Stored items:
━━━━━━━━━━━━━━━━━━━━━━━━━━━━━━

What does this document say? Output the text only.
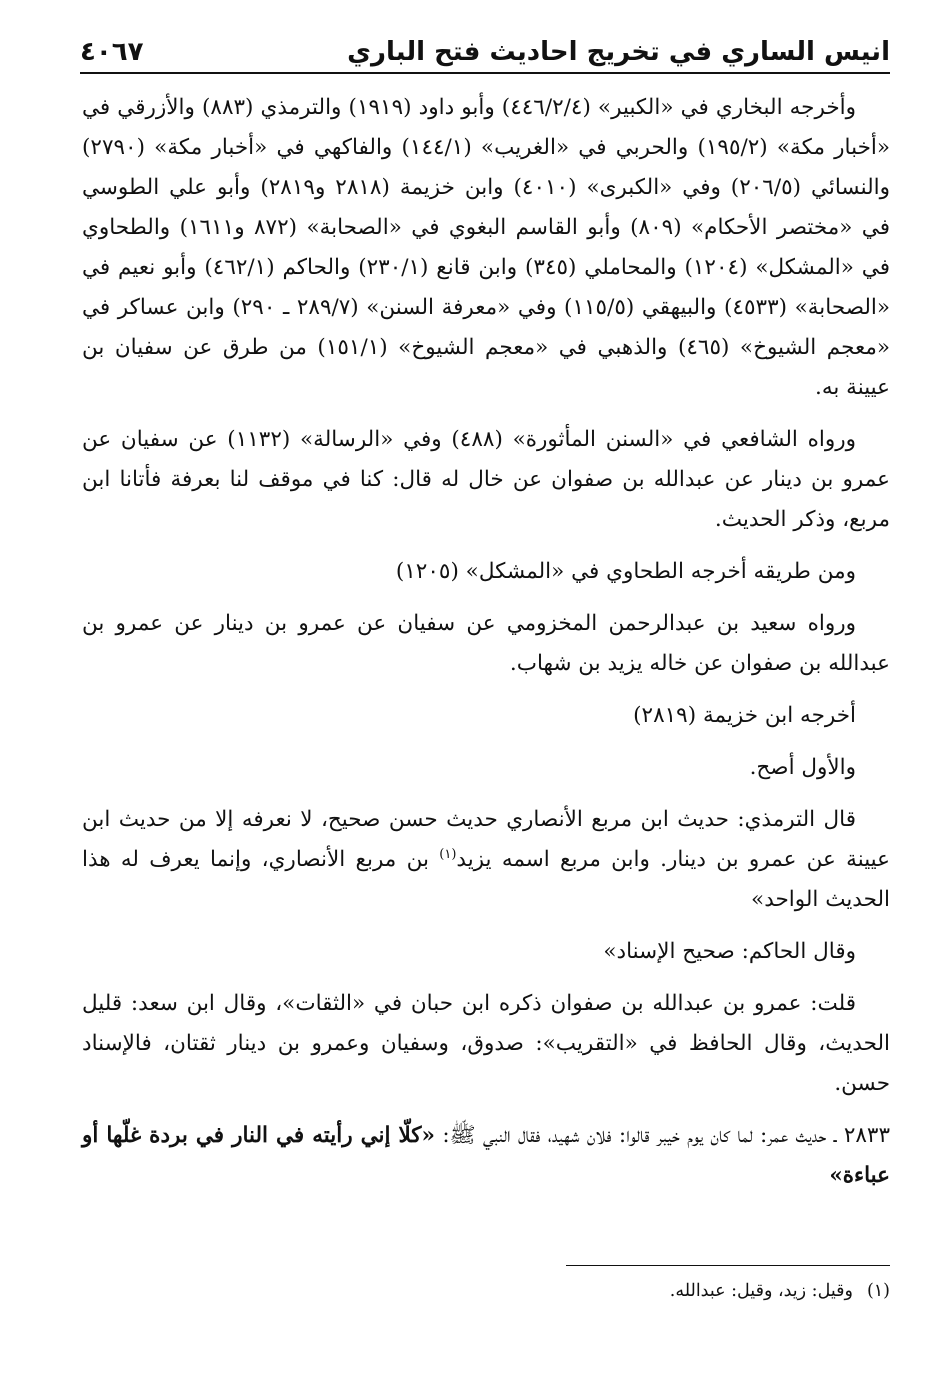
انيس الساري في تخريج احاديث فتح الباري
٤٠٦٧

وأخرجه البخاري في «الكبير» (٤٤٦/٢/٤) وأبو داود (١٩١٩) والترمذي (٨٨٣) والأزرقي في «أخبار مكة» (١٩٥/٢) والحربي في «الغريب» (١٤٤/١) والفاكهي في «أخبار مكة» (٢٧٩٠) والنسائي (٢٠٦/٥) وفي «الكبرى» (٤٠١٠) وابن خزيمة (٢٨١٨ و٢٨١٩) وأبو علي الطوسي في «مختصر الأحكام» (٨٠٩) وأبو القاسم البغوي في «الصحابة» (٨٧٢ و١٦١١) والطحاوي في «المشكل» (١٢٠٤) والمحاملي (٣٤٥) وابن قانع (٢٣٠/١) والحاكم (٤٦٢/١) وأبو نعيم في «الصحابة» (٤٥٣٣) والبيهقي (١١٥/٥) وفي «معرفة السنن» (٢٨٩/٧ ـ ٢٩٠) وابن عساكر في «معجم الشيوخ» (٤٦٥) والذهبي في «معجم الشيوخ» (١٥١/١) من طرق عن سفيان بن عيينة به.

ورواه الشافعي في «السنن المأثورة» (٤٨٨) وفي «الرسالة» (١١٣٢) عن سفيان عن عمرو بن دينار عن عبدالله بن صفوان عن خال له قال: كنا في موقف لنا بعرفة فأتانا ابن مربع، وذكر الحديث.

ومن طريقه أخرجه الطحاوي في «المشكل» (١٢٠٥)

ورواه سعيد بن عبدالرحمن المخزومي عن سفيان عن عمرو بن دينار عن عمرو بن عبدالله بن صفوان عن خاله يزيد بن شهاب.

أخرجه ابن خزيمة (٢٨١٩)

والأول أصح.

قال الترمذي: حديث ابن مربع الأنصاري حديث حسن صحيح، لا نعرفه إلا من حديث ابن عيينة عن عمرو بن دينار. وابن مربع اسمه يزيد$^{(١)}$ بن مربع الأنصاري، وإنما يعرف له هذا الحديث الواحد»

وقال الحاكم: صحيح الإسناد»

قلت: عمرو بن عبدالله بن صفوان ذكره ابن حبان في «الثقات»، وقال ابن سعد: قليل الحديث، وقال الحافظ في «التقريب»: صدوق، وسفيان وعمرو بن دينار ثقتان، فالإسناد حسن.

٢٨٣٣ ـ حديث عمر: لما كان يوم خيبر قالوا: فلان شهيد، فقال النبي ﷺ: «كلّا إني رأيته في النار في بردة غلّها أو عباءة»

(١)
وقيل: زيد، وقيل: عبدالله.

━━━━━━━━━━━━━━━━━━━━━━━━━━━━━━

DIRECTIONS FOR THIS TASK:
Search the entries for "الحديث" and copy out each line that has it.

SOLUTION BELOW:
ورواه الشافعي في «السنن المأثورة» (٤٨٨) وفي «الرسالة» (١١٣٢) عن سفيان عن عمرو بن دينار عن عبدالله بن صفوان عن خال له قال: كنا في موقف لنا بعرفة فأتانا ابن مربع، وذكر الحديث.
قال الترمذي: حديث ابن مربع الأنصاري حديث حسن صحيح، لا نعرفه إلا من حديث ابن عيينة عن عمرو بن دينار. وابن مربع اسمه يزيد$^{(١)}$ بن مربع الأنصاري، وإنما يعرف له هذا الحديث الواحد»
قلت: عمرو بن عبدالله بن صفوان ذكره ابن حبان في «الثقات»، وقال ابن سعد: قليل الحديث، وقال الحافظ في «التقريب»: صدوق، وسفيان وعمرو بن دينار ثقتان، فالإسناد حسن.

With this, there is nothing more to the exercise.